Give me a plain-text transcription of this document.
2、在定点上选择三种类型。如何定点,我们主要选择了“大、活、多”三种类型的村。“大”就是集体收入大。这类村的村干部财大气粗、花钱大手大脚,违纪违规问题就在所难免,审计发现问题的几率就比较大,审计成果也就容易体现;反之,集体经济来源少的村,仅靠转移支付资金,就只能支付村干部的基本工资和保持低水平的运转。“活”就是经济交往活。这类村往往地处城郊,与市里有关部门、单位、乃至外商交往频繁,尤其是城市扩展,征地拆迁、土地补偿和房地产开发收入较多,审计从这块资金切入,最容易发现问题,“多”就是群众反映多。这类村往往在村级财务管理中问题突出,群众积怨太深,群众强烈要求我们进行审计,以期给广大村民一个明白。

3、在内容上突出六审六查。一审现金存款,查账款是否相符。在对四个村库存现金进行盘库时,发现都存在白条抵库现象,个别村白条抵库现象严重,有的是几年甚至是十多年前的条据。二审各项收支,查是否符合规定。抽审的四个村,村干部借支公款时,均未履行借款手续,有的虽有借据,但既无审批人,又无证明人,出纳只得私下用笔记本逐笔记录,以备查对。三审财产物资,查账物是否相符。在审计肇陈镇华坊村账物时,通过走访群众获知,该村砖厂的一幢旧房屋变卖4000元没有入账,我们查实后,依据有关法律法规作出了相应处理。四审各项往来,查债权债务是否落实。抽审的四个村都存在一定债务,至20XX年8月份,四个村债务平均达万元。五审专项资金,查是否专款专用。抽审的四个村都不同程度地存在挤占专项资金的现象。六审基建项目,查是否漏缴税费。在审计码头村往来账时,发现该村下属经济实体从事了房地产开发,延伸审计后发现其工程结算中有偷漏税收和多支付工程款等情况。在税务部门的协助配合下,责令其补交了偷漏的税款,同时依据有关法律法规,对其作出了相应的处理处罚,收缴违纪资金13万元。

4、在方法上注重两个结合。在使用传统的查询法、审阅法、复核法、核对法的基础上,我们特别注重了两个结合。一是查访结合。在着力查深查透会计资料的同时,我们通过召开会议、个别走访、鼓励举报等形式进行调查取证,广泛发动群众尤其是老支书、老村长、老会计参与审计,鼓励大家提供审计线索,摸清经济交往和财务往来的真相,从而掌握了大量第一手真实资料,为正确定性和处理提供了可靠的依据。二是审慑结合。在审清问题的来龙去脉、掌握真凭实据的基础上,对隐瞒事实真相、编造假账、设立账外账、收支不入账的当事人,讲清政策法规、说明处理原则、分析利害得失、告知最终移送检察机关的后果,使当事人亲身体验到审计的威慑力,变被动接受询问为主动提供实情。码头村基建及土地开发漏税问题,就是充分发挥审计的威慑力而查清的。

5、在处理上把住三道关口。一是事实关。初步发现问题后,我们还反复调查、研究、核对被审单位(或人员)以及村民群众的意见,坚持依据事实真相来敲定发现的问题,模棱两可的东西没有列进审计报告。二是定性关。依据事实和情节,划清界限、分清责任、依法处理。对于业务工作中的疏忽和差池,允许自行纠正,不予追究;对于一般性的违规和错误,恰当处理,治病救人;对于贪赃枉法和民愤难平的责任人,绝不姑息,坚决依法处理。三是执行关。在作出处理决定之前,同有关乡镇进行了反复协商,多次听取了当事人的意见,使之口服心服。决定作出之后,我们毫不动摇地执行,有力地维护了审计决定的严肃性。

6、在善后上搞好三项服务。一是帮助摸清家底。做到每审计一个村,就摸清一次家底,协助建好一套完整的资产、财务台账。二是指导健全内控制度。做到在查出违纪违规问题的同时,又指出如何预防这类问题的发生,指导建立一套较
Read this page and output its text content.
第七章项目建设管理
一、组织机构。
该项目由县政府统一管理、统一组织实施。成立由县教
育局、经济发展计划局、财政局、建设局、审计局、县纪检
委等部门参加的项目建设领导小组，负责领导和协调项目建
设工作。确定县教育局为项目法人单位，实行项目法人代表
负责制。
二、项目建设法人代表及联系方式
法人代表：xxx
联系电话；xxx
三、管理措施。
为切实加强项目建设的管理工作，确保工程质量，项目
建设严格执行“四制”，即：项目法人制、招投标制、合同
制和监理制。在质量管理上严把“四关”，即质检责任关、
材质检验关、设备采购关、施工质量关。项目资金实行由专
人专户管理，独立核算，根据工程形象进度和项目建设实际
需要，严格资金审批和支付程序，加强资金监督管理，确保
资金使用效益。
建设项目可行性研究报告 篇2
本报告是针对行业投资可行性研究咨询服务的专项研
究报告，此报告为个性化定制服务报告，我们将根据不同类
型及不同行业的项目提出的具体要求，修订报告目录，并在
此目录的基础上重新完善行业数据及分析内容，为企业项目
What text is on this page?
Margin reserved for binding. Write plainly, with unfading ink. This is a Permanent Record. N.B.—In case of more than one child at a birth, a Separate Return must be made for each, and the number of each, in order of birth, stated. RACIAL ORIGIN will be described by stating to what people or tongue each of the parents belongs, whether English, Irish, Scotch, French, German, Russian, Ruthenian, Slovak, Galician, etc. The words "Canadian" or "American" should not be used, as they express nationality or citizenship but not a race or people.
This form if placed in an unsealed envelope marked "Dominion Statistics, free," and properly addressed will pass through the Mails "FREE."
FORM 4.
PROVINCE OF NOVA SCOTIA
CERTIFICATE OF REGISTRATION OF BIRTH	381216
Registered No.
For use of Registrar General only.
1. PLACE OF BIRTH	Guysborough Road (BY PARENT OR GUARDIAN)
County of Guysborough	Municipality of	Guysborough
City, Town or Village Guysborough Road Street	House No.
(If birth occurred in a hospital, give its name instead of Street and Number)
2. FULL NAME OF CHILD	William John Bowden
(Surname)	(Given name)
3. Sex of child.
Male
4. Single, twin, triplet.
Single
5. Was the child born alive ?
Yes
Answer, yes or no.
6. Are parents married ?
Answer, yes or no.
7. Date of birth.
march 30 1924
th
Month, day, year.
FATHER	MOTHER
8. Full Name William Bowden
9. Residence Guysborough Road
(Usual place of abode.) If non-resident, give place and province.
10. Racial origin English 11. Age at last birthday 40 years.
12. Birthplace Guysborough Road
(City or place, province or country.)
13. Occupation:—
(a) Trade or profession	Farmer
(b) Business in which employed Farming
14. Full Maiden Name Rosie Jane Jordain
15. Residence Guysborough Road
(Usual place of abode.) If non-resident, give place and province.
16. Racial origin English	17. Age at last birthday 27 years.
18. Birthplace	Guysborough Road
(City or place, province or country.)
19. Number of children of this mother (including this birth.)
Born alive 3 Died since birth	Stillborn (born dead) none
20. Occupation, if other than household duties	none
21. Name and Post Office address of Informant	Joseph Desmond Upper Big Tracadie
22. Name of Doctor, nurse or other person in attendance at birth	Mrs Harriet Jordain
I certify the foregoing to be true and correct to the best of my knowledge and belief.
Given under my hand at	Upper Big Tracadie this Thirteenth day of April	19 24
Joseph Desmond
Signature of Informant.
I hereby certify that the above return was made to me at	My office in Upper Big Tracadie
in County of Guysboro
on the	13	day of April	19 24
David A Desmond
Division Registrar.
########
GIVEN INSTRUCTION: Return every line above that contains the word "Guysborough".

THE REPLY:
1. PLACE OF BIRTH	Guysborough Road (BY PARENT OR GUARDIAN)
County of Guysborough	Municipality of	Guysborough
City, Town or Village Guysborough Road Street	House No.
9. Residence Guysborough Road
12. Birthplace Guysborough Road
15. Residence Guysborough Road
18. Birthplace	Guysborough Road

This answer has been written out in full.